_GIVEN PROBLEM_:
Please count the lines below that contain the word "Velocity", and reply with that number alone.

_DATA TO USE_:
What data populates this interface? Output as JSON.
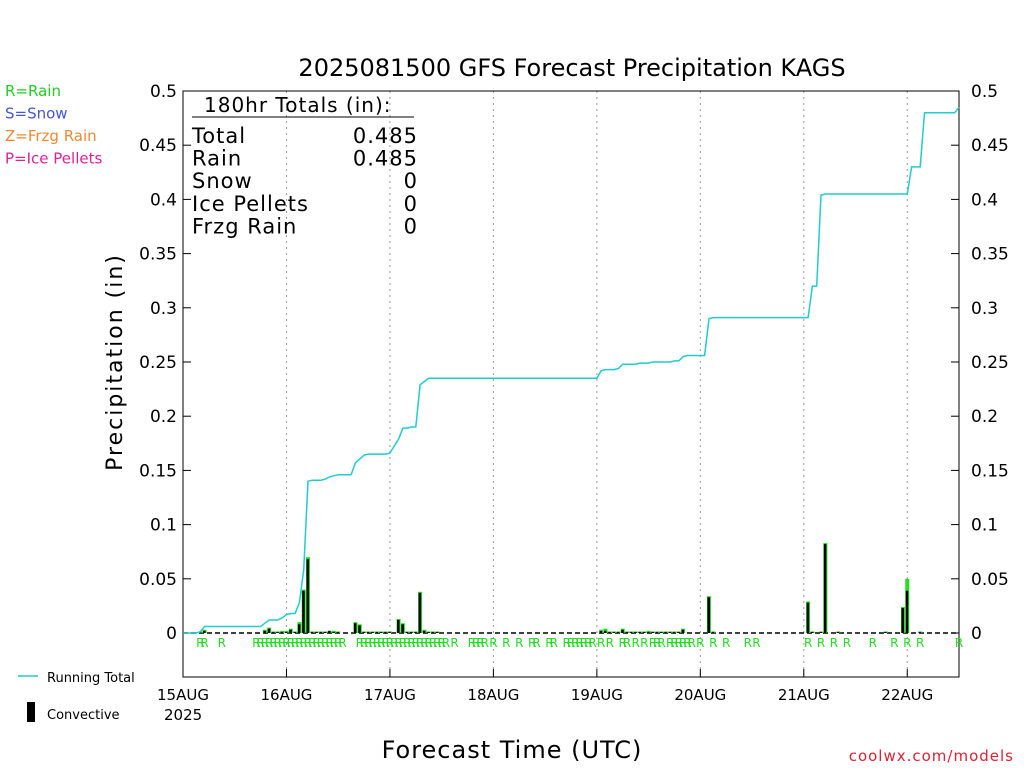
{
  "chart_data": {
    "type": "bar",
    "title": "2025081500 GFS Forecast Precipitation KAGS",
    "xlabel": "Forecast Time (UTC)",
    "ylabel": "Precipitation (in)",
    "watermark": "coolwx.com/models",
    "ylim": [
      0,
      0.5
    ],
    "xlim": [
      0,
      180
    ],
    "y_ticks": [
      0,
      0.05,
      0.1,
      0.15,
      0.2,
      0.25,
      0.3,
      0.35,
      0.4,
      0.45,
      0.5
    ],
    "y_tick_labels": [
      "0",
      "0.05",
      "0.1",
      "0.15",
      "0.2",
      "0.25",
      "0.3",
      "0.35",
      "0.4",
      "0.45",
      "0.5"
    ],
    "x_ticks": [
      0,
      24,
      48,
      72,
      96,
      120,
      144,
      168
    ],
    "x_tick_labels": [
      "15AUG",
      "16AUG",
      "17AUG",
      "18AUG",
      "19AUG",
      "20AUG",
      "21AUG",
      "22AUG"
    ],
    "x_year_label": "2025",
    "type_legend": [
      {
        "label": "R=Rain",
        "color": "#22cc22"
      },
      {
        "label": "S=Snow",
        "color": "#4455dd"
      },
      {
        "label": "Z=Frzg Rain",
        "color": "#ee8833"
      },
      {
        "label": "P=Ice Pellets",
        "color": "#dd2299"
      }
    ],
    "series_legend": [
      {
        "label": "Running Total",
        "kind": "line",
        "color": "#22cccc"
      },
      {
        "label": "Convective",
        "kind": "bar",
        "color": "#000000"
      }
    ],
    "totals": {
      "heading": "180hr Totals (in):",
      "rows": [
        {
          "label": "Total",
          "value": "0.485"
        },
        {
          "label": "Rain",
          "value": "0.485"
        },
        {
          "label": "Snow",
          "value": "0"
        },
        {
          "label": "Ice Pellets",
          "value": "0"
        },
        {
          "label": "Frzg Rain",
          "value": "0"
        }
      ]
    },
    "colors": {
      "rain_bar": "#22dd22",
      "convective_bar": "#000000",
      "running_total": "#22cccc",
      "grid": "#999999"
    },
    "running_total": {
      "x": [
        0,
        3,
        4,
        5,
        18,
        19,
        20,
        21,
        22,
        23,
        24,
        25,
        26,
        27,
        28,
        29,
        30,
        31,
        32,
        33,
        34,
        35,
        36,
        37,
        38,
        39,
        40,
        42,
        43,
        44,
        45,
        46,
        47,
        48,
        50,
        51,
        52,
        53,
        54,
        55,
        56,
        57,
        58,
        59,
        60,
        61,
        62,
        63,
        96,
        97,
        98,
        99,
        100,
        101,
        102,
        103,
        104,
        105,
        106,
        107,
        108,
        109,
        110,
        111,
        112,
        113,
        114,
        115,
        116,
        117,
        118,
        119,
        120,
        121,
        122,
        123,
        145,
        146,
        147,
        148,
        149,
        150,
        151,
        152,
        153,
        168,
        169,
        170,
        171,
        172,
        173,
        174,
        175,
        176,
        177,
        178,
        179,
        180
      ],
      "y": [
        0,
        0,
        0.001,
        0.006,
        0.006,
        0.009,
        0.012,
        0.012,
        0.012,
        0.014,
        0.017,
        0.018,
        0.018,
        0.028,
        0.058,
        0.14,
        0.141,
        0.141,
        0.141,
        0.142,
        0.144,
        0.145,
        0.146,
        0.146,
        0.146,
        0.146,
        0.157,
        0.164,
        0.165,
        0.165,
        0.165,
        0.165,
        0.165,
        0.166,
        0.179,
        0.189,
        0.189,
        0.19,
        0.19,
        0.229,
        0.232,
        0.235,
        0.235,
        0.235,
        0.235,
        0.235,
        0.235,
        0.235,
        0.235,
        0.242,
        0.243,
        0.243,
        0.243,
        0.244,
        0.248,
        0.248,
        0.248,
        0.248,
        0.249,
        0.249,
        0.249,
        0.25,
        0.25,
        0.25,
        0.25,
        0.25,
        0.251,
        0.251,
        0.255,
        0.256,
        0.256,
        0.256,
        0.256,
        0.256,
        0.29,
        0.291,
        0.291,
        0.32,
        0.32,
        0.404,
        0.405,
        0.405,
        0.405,
        0.405,
        0.405,
        0.405,
        0.43,
        0.43,
        0.43,
        0.48,
        0.48,
        0.48,
        0.48,
        0.48,
        0.48,
        0.48,
        0.48,
        0.485
      ]
    },
    "hourly_bars": {
      "x": [
        4,
        5,
        19,
        20,
        21,
        22,
        23,
        24,
        25,
        26,
        27,
        28,
        29,
        30,
        31,
        32,
        33,
        34,
        35,
        36,
        40,
        41,
        42,
        43,
        44,
        45,
        46,
        47,
        48,
        50,
        51,
        52,
        53,
        54,
        55,
        56,
        57,
        58,
        59,
        97,
        98,
        99,
        100,
        101,
        102,
        103,
        104,
        105,
        106,
        107,
        108,
        109,
        110,
        111,
        112,
        113,
        114,
        115,
        116,
        122,
        123,
        145,
        146,
        148,
        149,
        152,
        163,
        167,
        168,
        171
      ],
      "total": [
        0.001,
        0.003,
        0.003,
        0.005,
        0.001,
        0.001,
        0.002,
        0.002,
        0.004,
        0.001,
        0.01,
        0.04,
        0.07,
        0.001,
        0.001,
        0.001,
        0.001,
        0.002,
        0.002,
        0.001,
        0.01,
        0.008,
        0.001,
        0.001,
        0.001,
        0.001,
        0.001,
        0.001,
        0.001,
        0.013,
        0.009,
        0.001,
        0.001,
        0.001,
        0.038,
        0.003,
        0.001,
        0.001,
        0.001,
        0.003,
        0.004,
        0.001,
        0.001,
        0.001,
        0.004,
        0.001,
        0.001,
        0.001,
        0.001,
        0.001,
        0.002,
        0.001,
        0.001,
        0.001,
        0.001,
        0.001,
        0.001,
        0.001,
        0.004,
        0.034,
        0.001,
        0.029,
        0.001,
        0.001,
        0.083,
        0.001,
        0.001,
        0.024,
        0.05,
        0.001
      ],
      "convective": [
        0.001,
        0.002,
        0.002,
        0.004,
        0.001,
        0.001,
        0.001,
        0.001,
        0.003,
        0.001,
        0.008,
        0.039,
        0.068,
        0.001,
        0.001,
        0.001,
        0.001,
        0.002,
        0.001,
        0.001,
        0.009,
        0.007,
        0.001,
        0.001,
        0.001,
        0.001,
        0.001,
        0.001,
        0.001,
        0.012,
        0.008,
        0.001,
        0.001,
        0.001,
        0.037,
        0.002,
        0.001,
        0.001,
        0.001,
        0.002,
        0.002,
        0.001,
        0.001,
        0.001,
        0.003,
        0.001,
        0.001,
        0.001,
        0.001,
        0.001,
        0.001,
        0.001,
        0.001,
        0.001,
        0.001,
        0.001,
        0.001,
        0.001,
        0.003,
        0.033,
        0.001,
        0.028,
        0.001,
        0.001,
        0.082,
        0.001,
        0.001,
        0.023,
        0.039,
        0.001
      ]
    },
    "type_markers": {
      "symbol": "R",
      "x": [
        4,
        5,
        9,
        17,
        18,
        19,
        20,
        21,
        22,
        23,
        24,
        25,
        26,
        27,
        28,
        29,
        30,
        31,
        32,
        33,
        34,
        35,
        36,
        37,
        41,
        42,
        43,
        44,
        45,
        46,
        47,
        48,
        49,
        50,
        51,
        52,
        53,
        54,
        55,
        56,
        57,
        58,
        59,
        60,
        61,
        63,
        67,
        68,
        69,
        70,
        72,
        75,
        78,
        81,
        82,
        85,
        86,
        89,
        90,
        91,
        92,
        93,
        94,
        95,
        97,
        99,
        102,
        103,
        105,
        107,
        109,
        110,
        111,
        113,
        114,
        115,
        116,
        117,
        118,
        120,
        123,
        126,
        131,
        133,
        145,
        148,
        151,
        154,
        160,
        165,
        168,
        171,
        180
      ]
    }
  }
}
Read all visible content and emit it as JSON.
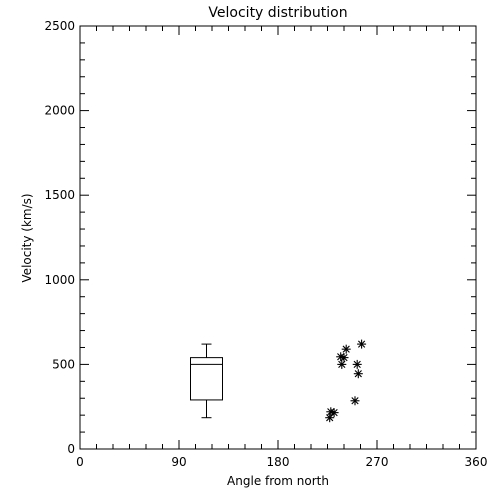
{
  "chart_data": {
    "type": "scatter",
    "title": "Velocity distribution",
    "xlabel": "Angle from north",
    "ylabel": "Velocity (km/s)",
    "xlim": [
      0,
      360
    ],
    "ylim": [
      0,
      2500
    ],
    "xticks": [
      0,
      90,
      180,
      270,
      360
    ],
    "yticks": [
      0,
      500,
      1000,
      1500,
      2000,
      2500
    ],
    "x_minor_step": 15,
    "y_minor_step": 100,
    "grid": false,
    "marker": "asterisk",
    "boxplot": {
      "x": 115,
      "whisker_low": 185,
      "q1": 290,
      "median": 500,
      "q3": 540,
      "whisker_high": 620
    },
    "points": [
      {
        "x": 227,
        "y": 185
      },
      {
        "x": 228,
        "y": 220
      },
      {
        "x": 231,
        "y": 215
      },
      {
        "x": 237,
        "y": 545
      },
      {
        "x": 238,
        "y": 500
      },
      {
        "x": 240,
        "y": 540
      },
      {
        "x": 242,
        "y": 590
      },
      {
        "x": 250,
        "y": 285
      },
      {
        "x": 252,
        "y": 500
      },
      {
        "x": 253,
        "y": 445
      },
      {
        "x": 256,
        "y": 620
      }
    ]
  }
}
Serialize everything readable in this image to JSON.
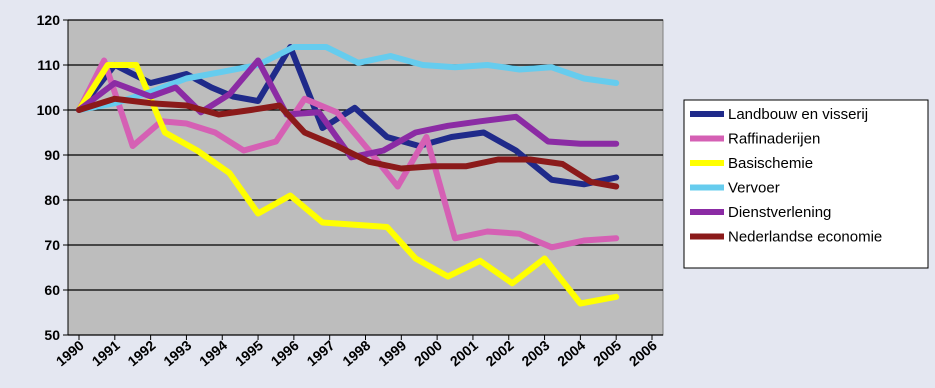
{
  "chart_data": {
    "type": "line",
    "title": "",
    "xlabel": "",
    "ylabel": "",
    "x": [
      "1990",
      "1991",
      "1992",
      "1993",
      "1994",
      "1995",
      "1996",
      "1997",
      "1998",
      "1999",
      "2000",
      "2001",
      "2002",
      "2003",
      "2004",
      "2005",
      "2006"
    ],
    "ylim": [
      50,
      120
    ],
    "yticks": [
      50,
      60,
      70,
      80,
      90,
      100,
      110,
      120
    ],
    "grid": true,
    "legend": "right",
    "plot_background": "#bdbdbd",
    "series": [
      {
        "name": "Landbouw en visserij",
        "color": "#1f2a8a",
        "points": [
          [
            0,
            100
          ],
          [
            1,
            110
          ],
          [
            2,
            106
          ],
          [
            3,
            108
          ],
          [
            3.7,
            105
          ],
          [
            4.3,
            103
          ],
          [
            5,
            102
          ],
          [
            5.9,
            114
          ],
          [
            6.8,
            96
          ],
          [
            7.7,
            100.5
          ],
          [
            8.6,
            94
          ],
          [
            9.5,
            92
          ],
          [
            10.4,
            94
          ],
          [
            11.3,
            95
          ],
          [
            12.2,
            91
          ],
          [
            13.2,
            84.5
          ],
          [
            14.1,
            83.5
          ],
          [
            15.0,
            85
          ]
        ]
      },
      {
        "name": "Raffinaderijen",
        "color": "#d560b4",
        "points": [
          [
            0,
            100
          ],
          [
            0.7,
            111
          ],
          [
            1.5,
            92
          ],
          [
            2.3,
            97.5
          ],
          [
            3.0,
            97
          ],
          [
            3.8,
            95
          ],
          [
            4.6,
            91
          ],
          [
            5.5,
            93
          ],
          [
            6.3,
            102.5
          ],
          [
            7.2,
            99.5
          ],
          [
            8.1,
            91
          ],
          [
            8.9,
            83
          ],
          [
            9.7,
            94
          ],
          [
            10.5,
            71.5
          ],
          [
            11.4,
            73
          ],
          [
            12.3,
            72.5
          ],
          [
            13.2,
            69.5
          ],
          [
            14.1,
            71
          ],
          [
            15.0,
            71.5
          ]
        ]
      },
      {
        "name": "Basischemie",
        "color": "#ffff00",
        "points": [
          [
            0,
            100
          ],
          [
            0.8,
            110
          ],
          [
            1.6,
            110
          ],
          [
            2.4,
            95
          ],
          [
            3.3,
            91
          ],
          [
            4.2,
            86
          ],
          [
            5.0,
            77
          ],
          [
            5.9,
            81
          ],
          [
            6.8,
            75
          ],
          [
            7.7,
            74.5
          ],
          [
            8.6,
            74
          ],
          [
            9.4,
            67
          ],
          [
            10.3,
            63
          ],
          [
            11.2,
            66.5
          ],
          [
            12.1,
            61.5
          ],
          [
            13.0,
            67
          ],
          [
            14.0,
            57
          ],
          [
            15.0,
            58.5
          ]
        ]
      },
      {
        "name": "Vervoer",
        "color": "#66ccee",
        "points": [
          [
            0,
            100
          ],
          [
            1.0,
            101.5
          ],
          [
            2.0,
            104
          ],
          [
            3.0,
            107
          ],
          [
            4.0,
            108.5
          ],
          [
            5.0,
            110
          ],
          [
            6.0,
            114
          ],
          [
            6.9,
            114
          ],
          [
            7.8,
            110.5
          ],
          [
            8.7,
            112
          ],
          [
            9.6,
            110
          ],
          [
            10.5,
            109.5
          ],
          [
            11.4,
            110
          ],
          [
            12.3,
            109
          ],
          [
            13.2,
            109.5
          ],
          [
            14.1,
            107
          ],
          [
            15.0,
            106
          ]
        ]
      },
      {
        "name": "Dienstverlening",
        "color": "#8b2ba4",
        "points": [
          [
            0,
            100
          ],
          [
            1.0,
            106
          ],
          [
            2.0,
            103
          ],
          [
            2.7,
            105
          ],
          [
            3.4,
            99.5
          ],
          [
            4.2,
            103.5
          ],
          [
            5.0,
            111
          ],
          [
            5.8,
            99
          ],
          [
            6.7,
            99.5
          ],
          [
            7.6,
            89.5
          ],
          [
            8.5,
            91
          ],
          [
            9.4,
            95
          ],
          [
            10.3,
            96.5
          ],
          [
            11.2,
            97.5
          ],
          [
            12.2,
            98.5
          ],
          [
            13.1,
            93
          ],
          [
            14.0,
            92.5
          ],
          [
            15.0,
            92.5
          ]
        ]
      },
      {
        "name": "Nederlandse economie",
        "color": "#8b1a1a",
        "points": [
          [
            0,
            100
          ],
          [
            1.0,
            102.5
          ],
          [
            2.0,
            101.5
          ],
          [
            3.0,
            101
          ],
          [
            3.9,
            99
          ],
          [
            4.8,
            100
          ],
          [
            5.6,
            101
          ],
          [
            6.3,
            95
          ],
          [
            7.2,
            92
          ],
          [
            8.1,
            88.5
          ],
          [
            9.0,
            87
          ],
          [
            9.9,
            87.5
          ],
          [
            10.8,
            87.5
          ],
          [
            11.7,
            89
          ],
          [
            12.6,
            89
          ],
          [
            13.5,
            88
          ],
          [
            14.3,
            84
          ],
          [
            15.0,
            83
          ]
        ]
      }
    ]
  }
}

_TASK SOLUTION_:
2